--- ITEMS ---
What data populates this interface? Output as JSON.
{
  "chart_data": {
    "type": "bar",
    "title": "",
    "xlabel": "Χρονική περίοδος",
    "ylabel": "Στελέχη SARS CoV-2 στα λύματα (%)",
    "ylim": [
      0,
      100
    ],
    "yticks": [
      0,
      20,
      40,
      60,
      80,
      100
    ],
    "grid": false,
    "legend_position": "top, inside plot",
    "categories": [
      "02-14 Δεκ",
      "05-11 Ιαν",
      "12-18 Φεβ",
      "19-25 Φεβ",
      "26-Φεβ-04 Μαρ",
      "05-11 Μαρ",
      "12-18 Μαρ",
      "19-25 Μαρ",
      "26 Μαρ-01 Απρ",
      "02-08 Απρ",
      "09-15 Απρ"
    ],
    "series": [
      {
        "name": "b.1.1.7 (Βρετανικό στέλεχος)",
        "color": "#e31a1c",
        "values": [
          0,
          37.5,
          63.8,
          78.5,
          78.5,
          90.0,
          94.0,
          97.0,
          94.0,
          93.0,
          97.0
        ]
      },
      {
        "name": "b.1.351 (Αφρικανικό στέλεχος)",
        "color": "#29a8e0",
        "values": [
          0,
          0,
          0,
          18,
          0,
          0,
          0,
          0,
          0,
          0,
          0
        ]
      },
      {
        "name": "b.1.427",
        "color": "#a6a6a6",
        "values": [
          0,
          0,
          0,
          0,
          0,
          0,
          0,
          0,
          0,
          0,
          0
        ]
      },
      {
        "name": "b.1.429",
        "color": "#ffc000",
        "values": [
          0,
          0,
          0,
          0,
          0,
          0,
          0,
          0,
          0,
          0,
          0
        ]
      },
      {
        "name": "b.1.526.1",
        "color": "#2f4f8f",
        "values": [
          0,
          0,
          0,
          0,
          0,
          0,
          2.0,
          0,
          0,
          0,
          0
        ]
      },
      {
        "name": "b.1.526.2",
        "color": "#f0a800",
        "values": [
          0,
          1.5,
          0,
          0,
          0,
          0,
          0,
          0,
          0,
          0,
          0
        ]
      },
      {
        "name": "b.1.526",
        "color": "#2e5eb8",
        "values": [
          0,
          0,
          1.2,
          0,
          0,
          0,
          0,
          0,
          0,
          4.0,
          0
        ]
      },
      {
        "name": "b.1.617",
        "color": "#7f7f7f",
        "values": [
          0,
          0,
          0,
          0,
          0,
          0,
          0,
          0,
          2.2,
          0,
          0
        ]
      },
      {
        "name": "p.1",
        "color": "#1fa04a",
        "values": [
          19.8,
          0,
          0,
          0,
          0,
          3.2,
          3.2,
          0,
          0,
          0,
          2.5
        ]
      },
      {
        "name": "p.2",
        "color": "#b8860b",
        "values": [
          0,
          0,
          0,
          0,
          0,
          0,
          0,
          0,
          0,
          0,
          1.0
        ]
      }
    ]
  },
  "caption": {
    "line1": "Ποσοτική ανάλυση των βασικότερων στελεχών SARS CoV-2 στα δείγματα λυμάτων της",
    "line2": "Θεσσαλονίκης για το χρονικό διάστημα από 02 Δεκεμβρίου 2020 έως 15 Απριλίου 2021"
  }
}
---
- _WRITTEN PROBLEM_: Copy every line of the records above that contains "SARS".

- _REPLY_:
    "ylabel": "Στελέχη SARS CoV-2 στα λύματα (%)",
    "line1": "Ποσοτική ανάλυση των βασικότερων στελεχών SARS CoV-2 στα δείγματα λυμάτων της",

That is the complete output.